## TASK GOAL
Your task is to locate every line holding the string "image" and to copy each of them.

## EXTRACTED ENTRIES
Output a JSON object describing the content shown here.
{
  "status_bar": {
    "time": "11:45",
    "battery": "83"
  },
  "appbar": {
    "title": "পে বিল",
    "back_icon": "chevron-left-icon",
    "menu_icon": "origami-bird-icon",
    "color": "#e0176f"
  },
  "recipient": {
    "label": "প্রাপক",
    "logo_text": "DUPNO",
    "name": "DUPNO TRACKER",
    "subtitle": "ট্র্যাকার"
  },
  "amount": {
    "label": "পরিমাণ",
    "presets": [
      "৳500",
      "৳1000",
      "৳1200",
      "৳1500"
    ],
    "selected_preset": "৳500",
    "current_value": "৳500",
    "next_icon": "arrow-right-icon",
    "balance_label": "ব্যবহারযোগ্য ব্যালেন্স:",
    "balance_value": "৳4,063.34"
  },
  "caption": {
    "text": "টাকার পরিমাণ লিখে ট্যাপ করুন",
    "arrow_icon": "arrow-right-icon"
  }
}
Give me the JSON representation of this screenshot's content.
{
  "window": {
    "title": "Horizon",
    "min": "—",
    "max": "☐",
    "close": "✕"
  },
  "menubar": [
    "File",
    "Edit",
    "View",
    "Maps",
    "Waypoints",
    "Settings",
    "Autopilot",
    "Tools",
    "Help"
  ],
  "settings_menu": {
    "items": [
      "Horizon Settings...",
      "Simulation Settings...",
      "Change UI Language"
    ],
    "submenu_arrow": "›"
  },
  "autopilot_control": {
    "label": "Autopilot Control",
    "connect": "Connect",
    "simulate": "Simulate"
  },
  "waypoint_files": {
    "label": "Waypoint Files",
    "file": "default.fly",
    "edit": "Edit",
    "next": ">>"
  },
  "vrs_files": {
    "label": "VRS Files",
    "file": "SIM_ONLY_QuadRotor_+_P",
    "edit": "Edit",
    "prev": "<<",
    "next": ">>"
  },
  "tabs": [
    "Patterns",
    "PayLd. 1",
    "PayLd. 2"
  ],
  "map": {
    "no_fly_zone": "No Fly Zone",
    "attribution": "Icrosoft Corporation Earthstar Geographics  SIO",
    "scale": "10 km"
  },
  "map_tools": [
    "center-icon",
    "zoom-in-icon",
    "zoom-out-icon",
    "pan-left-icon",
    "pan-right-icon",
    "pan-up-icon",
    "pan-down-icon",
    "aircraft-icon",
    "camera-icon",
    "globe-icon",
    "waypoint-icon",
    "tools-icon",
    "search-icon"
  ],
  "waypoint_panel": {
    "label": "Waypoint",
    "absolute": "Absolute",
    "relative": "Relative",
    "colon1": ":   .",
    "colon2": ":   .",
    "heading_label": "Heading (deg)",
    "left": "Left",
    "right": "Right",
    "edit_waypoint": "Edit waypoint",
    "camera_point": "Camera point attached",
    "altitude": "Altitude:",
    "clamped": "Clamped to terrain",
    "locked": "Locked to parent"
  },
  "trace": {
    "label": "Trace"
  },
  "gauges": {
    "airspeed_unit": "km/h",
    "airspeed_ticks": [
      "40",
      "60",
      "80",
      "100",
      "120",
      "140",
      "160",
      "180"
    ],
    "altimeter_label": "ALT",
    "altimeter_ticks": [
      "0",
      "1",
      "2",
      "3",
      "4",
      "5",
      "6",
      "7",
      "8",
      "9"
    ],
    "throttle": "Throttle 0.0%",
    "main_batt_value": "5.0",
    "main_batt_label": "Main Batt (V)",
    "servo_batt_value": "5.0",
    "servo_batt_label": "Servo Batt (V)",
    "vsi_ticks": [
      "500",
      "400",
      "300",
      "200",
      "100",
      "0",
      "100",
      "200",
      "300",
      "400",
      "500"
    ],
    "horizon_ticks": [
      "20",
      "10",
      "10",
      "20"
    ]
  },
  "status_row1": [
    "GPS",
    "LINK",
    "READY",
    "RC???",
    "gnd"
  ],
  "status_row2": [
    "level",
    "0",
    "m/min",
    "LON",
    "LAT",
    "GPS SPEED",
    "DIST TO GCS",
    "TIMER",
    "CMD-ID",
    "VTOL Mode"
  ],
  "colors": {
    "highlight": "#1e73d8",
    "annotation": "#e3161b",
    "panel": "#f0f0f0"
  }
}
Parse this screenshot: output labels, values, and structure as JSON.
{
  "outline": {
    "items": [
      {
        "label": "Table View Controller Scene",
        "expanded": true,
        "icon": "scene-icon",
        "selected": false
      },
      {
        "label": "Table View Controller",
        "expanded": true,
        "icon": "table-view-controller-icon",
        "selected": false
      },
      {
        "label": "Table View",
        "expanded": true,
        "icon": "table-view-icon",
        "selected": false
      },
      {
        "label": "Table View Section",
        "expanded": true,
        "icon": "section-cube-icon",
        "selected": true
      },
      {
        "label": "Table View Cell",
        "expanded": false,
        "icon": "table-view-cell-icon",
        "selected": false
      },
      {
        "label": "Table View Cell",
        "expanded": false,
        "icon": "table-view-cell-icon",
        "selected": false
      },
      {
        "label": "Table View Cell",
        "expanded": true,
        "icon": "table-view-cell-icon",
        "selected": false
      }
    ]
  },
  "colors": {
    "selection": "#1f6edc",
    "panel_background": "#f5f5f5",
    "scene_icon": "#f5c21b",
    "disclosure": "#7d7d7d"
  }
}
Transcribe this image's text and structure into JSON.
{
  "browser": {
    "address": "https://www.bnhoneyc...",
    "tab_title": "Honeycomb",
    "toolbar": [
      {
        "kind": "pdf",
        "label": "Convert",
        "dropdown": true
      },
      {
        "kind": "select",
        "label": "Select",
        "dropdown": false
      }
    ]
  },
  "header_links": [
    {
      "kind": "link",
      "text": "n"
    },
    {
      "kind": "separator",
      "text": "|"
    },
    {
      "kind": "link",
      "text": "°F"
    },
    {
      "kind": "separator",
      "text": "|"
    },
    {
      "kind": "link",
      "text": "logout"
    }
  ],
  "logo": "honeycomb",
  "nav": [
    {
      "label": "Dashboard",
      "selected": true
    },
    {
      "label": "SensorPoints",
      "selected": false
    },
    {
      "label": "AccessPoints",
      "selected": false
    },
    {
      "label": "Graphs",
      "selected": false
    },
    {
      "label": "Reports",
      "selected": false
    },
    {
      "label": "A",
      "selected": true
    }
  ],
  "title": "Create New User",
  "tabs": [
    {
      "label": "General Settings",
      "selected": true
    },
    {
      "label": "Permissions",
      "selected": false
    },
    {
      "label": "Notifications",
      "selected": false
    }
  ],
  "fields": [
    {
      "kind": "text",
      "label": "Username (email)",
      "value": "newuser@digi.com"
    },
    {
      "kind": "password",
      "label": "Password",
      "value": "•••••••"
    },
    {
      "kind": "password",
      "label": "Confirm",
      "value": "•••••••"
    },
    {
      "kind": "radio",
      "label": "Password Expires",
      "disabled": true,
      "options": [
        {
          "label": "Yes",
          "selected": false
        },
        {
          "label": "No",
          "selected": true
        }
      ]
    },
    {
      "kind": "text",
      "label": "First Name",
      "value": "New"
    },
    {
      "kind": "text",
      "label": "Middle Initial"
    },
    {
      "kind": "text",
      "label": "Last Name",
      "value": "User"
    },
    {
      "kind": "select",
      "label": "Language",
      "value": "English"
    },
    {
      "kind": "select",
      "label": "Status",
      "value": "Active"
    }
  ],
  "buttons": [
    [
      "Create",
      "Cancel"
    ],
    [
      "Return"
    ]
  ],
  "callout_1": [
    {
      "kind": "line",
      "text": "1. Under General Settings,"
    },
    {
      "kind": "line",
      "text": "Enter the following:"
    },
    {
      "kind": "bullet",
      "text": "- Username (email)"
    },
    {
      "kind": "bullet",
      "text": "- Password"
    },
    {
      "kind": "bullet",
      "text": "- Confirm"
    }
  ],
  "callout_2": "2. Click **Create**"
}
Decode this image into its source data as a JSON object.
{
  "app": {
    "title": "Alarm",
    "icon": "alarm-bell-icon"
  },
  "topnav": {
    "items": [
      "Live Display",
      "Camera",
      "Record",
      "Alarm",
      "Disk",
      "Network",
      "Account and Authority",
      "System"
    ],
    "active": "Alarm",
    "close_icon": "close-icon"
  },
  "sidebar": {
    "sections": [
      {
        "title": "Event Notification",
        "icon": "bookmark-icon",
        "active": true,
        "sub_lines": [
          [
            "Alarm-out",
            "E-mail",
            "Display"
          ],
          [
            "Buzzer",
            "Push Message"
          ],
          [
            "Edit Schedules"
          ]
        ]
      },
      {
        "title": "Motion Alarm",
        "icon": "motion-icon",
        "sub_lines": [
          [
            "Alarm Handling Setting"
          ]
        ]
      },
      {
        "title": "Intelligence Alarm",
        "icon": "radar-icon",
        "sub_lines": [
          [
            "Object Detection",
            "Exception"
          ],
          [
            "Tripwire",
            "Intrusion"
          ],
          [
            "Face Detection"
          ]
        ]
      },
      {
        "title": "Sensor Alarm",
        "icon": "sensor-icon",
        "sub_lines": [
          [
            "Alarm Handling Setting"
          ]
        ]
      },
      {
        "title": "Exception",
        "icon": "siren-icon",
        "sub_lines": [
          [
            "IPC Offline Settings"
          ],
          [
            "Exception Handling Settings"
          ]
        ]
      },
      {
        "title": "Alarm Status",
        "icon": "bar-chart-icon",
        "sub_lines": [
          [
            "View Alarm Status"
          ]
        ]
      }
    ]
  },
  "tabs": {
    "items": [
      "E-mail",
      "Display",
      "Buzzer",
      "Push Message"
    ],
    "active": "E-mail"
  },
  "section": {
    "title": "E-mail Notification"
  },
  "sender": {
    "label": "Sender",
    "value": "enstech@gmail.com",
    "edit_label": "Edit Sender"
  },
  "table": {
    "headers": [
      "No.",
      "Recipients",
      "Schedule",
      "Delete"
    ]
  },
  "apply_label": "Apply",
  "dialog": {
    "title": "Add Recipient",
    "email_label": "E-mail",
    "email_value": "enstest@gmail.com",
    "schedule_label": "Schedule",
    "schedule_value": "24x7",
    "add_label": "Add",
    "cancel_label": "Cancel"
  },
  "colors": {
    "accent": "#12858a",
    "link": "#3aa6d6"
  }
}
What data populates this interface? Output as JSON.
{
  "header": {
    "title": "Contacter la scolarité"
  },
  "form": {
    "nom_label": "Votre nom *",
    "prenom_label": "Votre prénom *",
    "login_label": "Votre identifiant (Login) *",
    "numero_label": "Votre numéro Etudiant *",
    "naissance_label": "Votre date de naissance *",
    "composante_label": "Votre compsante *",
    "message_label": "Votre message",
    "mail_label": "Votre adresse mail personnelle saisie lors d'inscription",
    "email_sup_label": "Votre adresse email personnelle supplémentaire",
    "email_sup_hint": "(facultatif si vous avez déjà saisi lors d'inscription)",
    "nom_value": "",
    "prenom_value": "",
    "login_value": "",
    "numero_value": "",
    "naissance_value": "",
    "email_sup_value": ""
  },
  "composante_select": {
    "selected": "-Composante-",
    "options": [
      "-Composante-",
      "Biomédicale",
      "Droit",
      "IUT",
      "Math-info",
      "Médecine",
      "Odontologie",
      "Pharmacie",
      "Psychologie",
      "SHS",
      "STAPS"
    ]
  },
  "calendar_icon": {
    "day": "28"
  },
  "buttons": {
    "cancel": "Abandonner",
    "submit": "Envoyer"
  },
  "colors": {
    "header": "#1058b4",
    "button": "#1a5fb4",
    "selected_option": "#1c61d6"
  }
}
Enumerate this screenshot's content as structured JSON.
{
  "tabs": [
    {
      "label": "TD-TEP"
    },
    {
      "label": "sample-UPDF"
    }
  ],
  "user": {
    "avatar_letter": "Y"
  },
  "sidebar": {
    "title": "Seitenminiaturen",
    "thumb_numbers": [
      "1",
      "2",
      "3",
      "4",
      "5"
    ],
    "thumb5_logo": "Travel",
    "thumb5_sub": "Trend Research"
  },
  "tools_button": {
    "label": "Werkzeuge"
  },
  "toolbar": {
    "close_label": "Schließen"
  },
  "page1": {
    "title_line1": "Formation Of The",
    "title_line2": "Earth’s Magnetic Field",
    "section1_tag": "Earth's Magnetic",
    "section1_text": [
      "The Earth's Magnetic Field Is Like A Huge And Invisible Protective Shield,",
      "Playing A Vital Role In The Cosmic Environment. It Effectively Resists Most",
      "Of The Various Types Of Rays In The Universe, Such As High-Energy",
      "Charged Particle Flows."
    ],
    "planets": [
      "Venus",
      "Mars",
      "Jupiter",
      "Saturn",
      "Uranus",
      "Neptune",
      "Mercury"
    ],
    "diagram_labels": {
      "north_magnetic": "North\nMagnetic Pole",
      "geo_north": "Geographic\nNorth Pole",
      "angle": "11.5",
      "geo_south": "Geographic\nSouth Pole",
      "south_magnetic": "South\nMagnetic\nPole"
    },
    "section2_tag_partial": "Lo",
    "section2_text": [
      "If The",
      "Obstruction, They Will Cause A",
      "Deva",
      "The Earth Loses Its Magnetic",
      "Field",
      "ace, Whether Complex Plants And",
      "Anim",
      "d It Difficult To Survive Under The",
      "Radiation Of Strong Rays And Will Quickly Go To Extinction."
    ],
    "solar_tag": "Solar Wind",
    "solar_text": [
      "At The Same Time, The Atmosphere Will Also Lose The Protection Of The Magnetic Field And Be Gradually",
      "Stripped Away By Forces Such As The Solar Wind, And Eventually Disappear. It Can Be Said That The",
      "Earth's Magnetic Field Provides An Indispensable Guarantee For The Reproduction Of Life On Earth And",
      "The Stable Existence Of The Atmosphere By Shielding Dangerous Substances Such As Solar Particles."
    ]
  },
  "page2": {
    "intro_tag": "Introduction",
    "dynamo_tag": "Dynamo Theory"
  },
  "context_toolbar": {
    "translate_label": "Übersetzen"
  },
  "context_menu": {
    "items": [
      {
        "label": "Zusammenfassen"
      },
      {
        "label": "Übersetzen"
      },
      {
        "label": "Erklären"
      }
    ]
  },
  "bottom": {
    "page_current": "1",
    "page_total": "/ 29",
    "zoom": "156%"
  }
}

## REPLY TO THE TASK
Transcribe this image's text and structure into JSON.
Decode this image into its source data as a JSON object.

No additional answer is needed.